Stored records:
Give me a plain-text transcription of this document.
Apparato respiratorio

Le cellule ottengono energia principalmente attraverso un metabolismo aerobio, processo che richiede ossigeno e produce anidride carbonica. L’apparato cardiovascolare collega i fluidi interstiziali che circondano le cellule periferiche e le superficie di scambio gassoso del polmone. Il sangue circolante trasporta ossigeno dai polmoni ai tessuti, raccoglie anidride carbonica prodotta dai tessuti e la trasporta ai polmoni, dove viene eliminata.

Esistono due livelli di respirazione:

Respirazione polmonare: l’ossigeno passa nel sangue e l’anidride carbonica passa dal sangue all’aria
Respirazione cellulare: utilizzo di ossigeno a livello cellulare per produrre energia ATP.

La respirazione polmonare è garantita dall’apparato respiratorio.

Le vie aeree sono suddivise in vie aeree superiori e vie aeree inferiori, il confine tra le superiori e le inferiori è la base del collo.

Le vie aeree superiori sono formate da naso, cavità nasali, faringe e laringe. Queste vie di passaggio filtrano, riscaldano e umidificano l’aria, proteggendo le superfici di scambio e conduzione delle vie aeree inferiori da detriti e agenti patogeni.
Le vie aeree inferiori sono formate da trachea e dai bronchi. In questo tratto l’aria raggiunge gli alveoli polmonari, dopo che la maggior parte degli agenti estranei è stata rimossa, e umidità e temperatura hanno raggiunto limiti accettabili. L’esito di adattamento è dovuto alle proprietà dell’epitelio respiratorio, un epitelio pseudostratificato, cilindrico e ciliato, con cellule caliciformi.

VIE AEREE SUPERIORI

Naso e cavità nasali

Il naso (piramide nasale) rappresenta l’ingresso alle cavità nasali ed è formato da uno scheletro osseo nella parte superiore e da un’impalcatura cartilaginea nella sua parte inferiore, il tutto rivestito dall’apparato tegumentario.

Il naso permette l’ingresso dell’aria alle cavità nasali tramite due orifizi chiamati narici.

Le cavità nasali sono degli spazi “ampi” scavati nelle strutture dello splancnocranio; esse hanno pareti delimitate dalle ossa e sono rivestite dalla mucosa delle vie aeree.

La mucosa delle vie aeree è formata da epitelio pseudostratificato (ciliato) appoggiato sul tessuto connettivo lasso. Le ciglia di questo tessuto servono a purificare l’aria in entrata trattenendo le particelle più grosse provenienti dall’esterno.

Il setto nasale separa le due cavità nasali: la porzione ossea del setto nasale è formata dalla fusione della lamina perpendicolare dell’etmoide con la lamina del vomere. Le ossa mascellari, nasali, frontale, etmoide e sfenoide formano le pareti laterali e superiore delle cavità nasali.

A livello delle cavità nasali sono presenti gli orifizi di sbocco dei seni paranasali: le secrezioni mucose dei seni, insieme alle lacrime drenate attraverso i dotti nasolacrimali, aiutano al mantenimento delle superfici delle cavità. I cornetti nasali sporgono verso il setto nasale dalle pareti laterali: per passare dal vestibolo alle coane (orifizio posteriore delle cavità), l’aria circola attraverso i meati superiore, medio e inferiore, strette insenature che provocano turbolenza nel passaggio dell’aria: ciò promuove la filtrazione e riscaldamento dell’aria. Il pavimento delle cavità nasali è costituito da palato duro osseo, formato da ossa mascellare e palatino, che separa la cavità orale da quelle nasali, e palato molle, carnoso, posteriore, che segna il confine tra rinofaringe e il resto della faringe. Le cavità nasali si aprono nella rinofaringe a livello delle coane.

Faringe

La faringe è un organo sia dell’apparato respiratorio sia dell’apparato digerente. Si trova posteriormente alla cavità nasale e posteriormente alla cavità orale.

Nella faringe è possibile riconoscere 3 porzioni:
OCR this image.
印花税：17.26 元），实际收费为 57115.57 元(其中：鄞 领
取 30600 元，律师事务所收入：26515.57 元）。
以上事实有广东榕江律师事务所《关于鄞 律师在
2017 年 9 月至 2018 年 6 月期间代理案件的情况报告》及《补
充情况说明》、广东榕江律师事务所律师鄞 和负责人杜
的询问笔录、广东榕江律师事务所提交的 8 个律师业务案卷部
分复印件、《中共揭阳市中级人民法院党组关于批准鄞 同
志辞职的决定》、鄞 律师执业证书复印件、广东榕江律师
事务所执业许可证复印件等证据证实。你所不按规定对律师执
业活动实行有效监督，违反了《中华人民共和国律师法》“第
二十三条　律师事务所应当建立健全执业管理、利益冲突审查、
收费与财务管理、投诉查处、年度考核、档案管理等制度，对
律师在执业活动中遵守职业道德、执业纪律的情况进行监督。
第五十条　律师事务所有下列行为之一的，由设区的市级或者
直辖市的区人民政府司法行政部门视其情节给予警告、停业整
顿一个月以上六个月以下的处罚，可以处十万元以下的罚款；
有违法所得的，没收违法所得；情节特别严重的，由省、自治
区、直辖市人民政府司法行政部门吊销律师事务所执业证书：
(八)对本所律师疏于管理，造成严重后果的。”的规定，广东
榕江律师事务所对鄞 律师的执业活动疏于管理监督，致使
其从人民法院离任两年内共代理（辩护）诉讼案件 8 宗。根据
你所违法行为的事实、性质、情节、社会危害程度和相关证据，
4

# Goal
Identify and copy the lines holding the word "polmonare".

# Result of this task
Respirazione polmonare: l’ossigeno passa nel sangue e l’anidride carbonica passa dal sangue all’aria
La respirazione polmonare è garantita dall’apparato respiratorio.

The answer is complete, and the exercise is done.